> _Task to complete_
The complete listing should be restated exactly.

> _Material shown_
* Begin *
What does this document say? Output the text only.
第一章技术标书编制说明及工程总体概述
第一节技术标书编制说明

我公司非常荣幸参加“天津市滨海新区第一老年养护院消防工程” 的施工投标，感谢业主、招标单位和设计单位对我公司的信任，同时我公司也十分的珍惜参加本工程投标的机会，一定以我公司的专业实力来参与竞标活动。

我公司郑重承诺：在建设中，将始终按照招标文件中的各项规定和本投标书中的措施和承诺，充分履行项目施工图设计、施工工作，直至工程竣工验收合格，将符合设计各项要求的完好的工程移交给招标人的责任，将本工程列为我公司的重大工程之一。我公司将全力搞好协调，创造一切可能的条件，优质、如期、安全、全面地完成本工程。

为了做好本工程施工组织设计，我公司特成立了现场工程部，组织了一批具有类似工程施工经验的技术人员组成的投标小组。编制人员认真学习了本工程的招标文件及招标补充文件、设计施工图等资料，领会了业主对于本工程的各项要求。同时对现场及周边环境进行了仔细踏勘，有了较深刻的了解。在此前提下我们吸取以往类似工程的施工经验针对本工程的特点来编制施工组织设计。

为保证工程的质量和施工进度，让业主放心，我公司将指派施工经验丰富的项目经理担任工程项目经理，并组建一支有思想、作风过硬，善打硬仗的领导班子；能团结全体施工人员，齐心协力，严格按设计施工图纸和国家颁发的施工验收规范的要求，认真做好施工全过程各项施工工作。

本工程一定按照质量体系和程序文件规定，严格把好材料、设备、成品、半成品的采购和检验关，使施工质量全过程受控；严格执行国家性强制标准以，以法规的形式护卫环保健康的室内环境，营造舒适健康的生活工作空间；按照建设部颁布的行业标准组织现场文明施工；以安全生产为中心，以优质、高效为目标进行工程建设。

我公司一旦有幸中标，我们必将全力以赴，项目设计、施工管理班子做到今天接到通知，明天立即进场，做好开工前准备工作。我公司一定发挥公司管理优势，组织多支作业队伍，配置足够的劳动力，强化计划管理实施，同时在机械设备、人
* End *
> _Answer to this exercise_
What does this document say? Output the text only.
第一章技术标书编制说明及工程总体概述
第一节技术标书编制说明

我公司非常荣幸参加“天津市滨海新区第一老年养护院消防工程” 的施工投标，感谢业主、招标单位和设计单位对我公司的信任，同时我公司也十分的珍惜参加本工程投标的机会，一定以我公司的专业实力来参与竞标活动。

我公司郑重承诺：在建设中，将始终按照招标文件中的各项规定和本投标书中的措施和承诺，充分履行项目施工图设计、施工工作，直至工程竣工验收合格，将符合设计各项要求的完好的工程移交给招标人的责任，将本工程列为我公司的重大工程之一。我公司将全力搞好协调，创造一切可能的条件，优质、如期、安全、全面地完成本工程。

为了做好本工程施工组织设计，我公司特成立了现场工程部，组织了一批具有类似工程施工经验的技术人员组成的投标小组。编制人员认真学习了本工程的招标文件及招标补充文件、设计施工图等资料，领会了业主对于本工程的各项要求。同时对现场及周边环境进行了仔细踏勘，有了较深刻的了解。在此前提下我们吸取以往类似工程的施工经验针对本工程的特点来编制施工组织设计。

为保证工程的质量和施工进度，让业主放心，我公司将指派施工经验丰富的项目经理担任工程项目经理，并组建一支有思想、作风过硬，善打硬仗的领导班子；能团结全体施工人员，齐心协力，严格按设计施工图纸和国家颁发的施工验收规范的要求，认真做好施工全过程各项施工工作。

本工程一定按照质量体系和程序文件规定，严格把好材料、设备、成品、半成品的采购和检验关，使施工质量全过程受控；严格执行国家性强制标准以，以法规的形式护卫环保健康的室内环境，营造舒适健康的生活工作空间；按照建设部颁布的行业标准组织现场文明施工；以安全生产为中心，以优质、高效为目标进行工程建设。

我公司一旦有幸中标，我们必将全力以赴，项目设计、施工管理班子做到今天接到通知，明天立即进场，做好开工前准备工作。我公司一定发挥公司管理优势，组织多支作业队伍，配置足够的劳动力，强化计划管理实施，同时在机械设备、人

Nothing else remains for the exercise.